_Data lines_.
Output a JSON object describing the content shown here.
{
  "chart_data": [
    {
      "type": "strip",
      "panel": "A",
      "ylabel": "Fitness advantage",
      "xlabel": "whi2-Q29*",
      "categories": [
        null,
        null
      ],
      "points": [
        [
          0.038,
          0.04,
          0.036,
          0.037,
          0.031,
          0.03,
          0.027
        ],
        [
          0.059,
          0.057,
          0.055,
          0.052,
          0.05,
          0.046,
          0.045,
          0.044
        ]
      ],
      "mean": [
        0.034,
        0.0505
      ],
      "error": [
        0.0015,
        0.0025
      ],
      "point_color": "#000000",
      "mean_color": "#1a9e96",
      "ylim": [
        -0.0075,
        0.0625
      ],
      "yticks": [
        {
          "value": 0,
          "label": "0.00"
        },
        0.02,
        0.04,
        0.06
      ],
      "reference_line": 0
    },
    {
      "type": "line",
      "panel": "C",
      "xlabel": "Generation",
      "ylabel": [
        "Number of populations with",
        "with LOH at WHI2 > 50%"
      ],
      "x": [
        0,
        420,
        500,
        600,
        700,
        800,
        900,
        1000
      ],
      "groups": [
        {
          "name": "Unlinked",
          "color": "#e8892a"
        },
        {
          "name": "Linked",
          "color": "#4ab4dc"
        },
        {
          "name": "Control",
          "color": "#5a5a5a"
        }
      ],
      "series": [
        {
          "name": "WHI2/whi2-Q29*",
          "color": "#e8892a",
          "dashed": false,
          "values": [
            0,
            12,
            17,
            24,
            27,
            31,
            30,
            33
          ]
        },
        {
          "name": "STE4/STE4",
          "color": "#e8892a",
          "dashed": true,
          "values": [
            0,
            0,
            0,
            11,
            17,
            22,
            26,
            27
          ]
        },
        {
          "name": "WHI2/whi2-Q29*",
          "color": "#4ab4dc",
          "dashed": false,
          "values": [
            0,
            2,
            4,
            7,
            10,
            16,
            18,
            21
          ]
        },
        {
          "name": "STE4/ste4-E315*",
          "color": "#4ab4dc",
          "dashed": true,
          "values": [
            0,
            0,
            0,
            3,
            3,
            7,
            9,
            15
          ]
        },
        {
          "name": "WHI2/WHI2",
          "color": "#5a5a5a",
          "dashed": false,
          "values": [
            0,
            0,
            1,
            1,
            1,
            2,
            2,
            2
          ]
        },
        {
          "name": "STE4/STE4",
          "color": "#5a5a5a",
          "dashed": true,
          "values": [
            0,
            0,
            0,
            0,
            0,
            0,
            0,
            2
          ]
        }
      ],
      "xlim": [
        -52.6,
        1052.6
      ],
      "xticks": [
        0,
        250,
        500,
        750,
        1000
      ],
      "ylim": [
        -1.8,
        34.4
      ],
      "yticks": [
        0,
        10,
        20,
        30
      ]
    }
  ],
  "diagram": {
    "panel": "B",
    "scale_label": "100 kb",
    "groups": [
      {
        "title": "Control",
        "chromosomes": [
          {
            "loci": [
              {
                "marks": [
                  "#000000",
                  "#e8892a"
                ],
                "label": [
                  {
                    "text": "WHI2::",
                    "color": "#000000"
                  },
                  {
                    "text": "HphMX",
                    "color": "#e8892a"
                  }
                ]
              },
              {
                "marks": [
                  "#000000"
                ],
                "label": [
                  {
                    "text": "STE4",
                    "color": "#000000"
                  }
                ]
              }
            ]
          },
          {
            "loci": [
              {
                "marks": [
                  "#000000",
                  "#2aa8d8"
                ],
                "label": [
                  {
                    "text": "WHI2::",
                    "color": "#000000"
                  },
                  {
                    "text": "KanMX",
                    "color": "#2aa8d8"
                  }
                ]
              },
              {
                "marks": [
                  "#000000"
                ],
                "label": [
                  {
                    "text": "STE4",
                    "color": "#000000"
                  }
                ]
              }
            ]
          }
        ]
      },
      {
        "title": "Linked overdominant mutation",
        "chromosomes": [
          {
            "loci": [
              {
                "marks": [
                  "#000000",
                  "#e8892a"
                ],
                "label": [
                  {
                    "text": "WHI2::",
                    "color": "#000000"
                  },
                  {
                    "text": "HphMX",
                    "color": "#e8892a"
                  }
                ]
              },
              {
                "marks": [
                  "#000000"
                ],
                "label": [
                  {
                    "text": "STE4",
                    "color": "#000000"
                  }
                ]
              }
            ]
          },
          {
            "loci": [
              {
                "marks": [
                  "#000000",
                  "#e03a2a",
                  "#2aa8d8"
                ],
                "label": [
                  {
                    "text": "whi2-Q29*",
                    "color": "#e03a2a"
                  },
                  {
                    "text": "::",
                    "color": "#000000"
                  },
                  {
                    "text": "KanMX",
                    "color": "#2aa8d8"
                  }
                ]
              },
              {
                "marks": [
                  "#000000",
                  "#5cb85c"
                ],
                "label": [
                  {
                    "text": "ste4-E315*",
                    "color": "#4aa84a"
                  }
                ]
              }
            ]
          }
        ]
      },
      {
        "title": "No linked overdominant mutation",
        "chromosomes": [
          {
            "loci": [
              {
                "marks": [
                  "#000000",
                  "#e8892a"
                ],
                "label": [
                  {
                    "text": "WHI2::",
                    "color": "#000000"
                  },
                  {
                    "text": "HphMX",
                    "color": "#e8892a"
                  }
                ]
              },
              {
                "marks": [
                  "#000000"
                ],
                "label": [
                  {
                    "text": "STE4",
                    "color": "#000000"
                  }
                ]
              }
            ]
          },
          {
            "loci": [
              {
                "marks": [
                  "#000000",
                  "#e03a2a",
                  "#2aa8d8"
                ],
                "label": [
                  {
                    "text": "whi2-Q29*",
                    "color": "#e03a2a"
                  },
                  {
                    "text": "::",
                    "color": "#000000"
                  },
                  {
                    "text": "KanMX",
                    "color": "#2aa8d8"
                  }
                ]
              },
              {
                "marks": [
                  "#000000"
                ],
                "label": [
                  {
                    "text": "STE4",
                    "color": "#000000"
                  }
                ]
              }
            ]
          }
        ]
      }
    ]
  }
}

_Exercise description_. In the entries above, count each line that holds "overdominant". Give the total and nothing else.

_Completed exercise_. 2